### Aim:
Take every line from the material that has the word "this" in it.

### Input data:
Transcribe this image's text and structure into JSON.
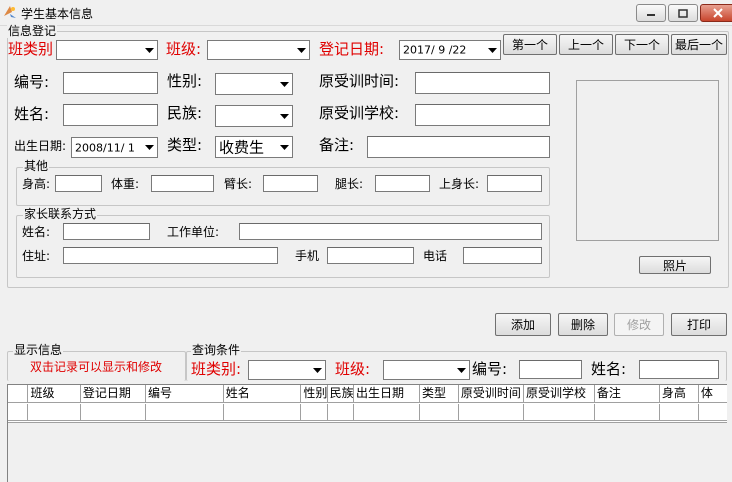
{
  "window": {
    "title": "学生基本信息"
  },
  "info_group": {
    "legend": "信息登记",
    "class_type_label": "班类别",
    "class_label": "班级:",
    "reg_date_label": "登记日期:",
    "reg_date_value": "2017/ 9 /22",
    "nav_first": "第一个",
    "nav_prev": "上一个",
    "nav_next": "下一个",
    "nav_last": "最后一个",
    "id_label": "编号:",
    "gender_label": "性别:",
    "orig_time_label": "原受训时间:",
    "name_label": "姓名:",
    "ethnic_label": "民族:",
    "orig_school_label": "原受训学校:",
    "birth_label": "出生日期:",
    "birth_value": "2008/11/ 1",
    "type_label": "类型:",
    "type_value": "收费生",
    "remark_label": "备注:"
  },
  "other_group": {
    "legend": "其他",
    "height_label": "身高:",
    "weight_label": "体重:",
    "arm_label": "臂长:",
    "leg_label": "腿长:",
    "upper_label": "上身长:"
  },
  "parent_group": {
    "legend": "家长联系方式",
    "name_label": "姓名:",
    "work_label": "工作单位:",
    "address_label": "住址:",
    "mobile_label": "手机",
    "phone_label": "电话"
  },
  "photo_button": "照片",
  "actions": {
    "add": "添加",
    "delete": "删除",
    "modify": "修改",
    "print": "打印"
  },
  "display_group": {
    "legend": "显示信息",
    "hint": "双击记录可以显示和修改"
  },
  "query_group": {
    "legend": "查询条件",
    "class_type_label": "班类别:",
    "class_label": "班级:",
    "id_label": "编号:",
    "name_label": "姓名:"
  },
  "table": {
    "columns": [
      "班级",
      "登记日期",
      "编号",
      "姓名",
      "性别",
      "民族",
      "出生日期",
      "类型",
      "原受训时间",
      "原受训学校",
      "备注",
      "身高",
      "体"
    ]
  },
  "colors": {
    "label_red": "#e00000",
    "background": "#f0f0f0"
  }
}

==

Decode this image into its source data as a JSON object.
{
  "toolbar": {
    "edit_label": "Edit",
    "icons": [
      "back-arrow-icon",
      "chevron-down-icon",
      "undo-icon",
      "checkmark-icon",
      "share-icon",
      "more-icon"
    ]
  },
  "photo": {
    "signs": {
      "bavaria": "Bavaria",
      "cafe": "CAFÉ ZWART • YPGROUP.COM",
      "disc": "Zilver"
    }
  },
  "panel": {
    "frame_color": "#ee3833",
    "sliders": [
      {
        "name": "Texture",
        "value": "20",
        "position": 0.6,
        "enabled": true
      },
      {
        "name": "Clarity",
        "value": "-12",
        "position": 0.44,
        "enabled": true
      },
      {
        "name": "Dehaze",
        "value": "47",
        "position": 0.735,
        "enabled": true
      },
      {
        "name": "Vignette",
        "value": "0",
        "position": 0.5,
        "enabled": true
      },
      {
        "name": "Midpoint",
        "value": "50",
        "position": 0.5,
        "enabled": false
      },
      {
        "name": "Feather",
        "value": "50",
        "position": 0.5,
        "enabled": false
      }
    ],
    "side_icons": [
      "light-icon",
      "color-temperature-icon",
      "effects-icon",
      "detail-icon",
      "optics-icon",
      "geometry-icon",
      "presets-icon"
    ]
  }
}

--

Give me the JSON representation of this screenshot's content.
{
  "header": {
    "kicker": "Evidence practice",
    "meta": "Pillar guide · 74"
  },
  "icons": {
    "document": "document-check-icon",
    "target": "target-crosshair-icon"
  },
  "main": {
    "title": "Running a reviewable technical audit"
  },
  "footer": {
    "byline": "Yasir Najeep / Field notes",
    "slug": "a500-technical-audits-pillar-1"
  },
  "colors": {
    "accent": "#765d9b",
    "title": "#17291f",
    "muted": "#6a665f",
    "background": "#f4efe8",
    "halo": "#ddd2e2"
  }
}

### Finished answer:
Transcribe this image's text and structure into JSON.
Decode this image into its source data as a JSON object.
Give me the JSON representation of this screenshot's content.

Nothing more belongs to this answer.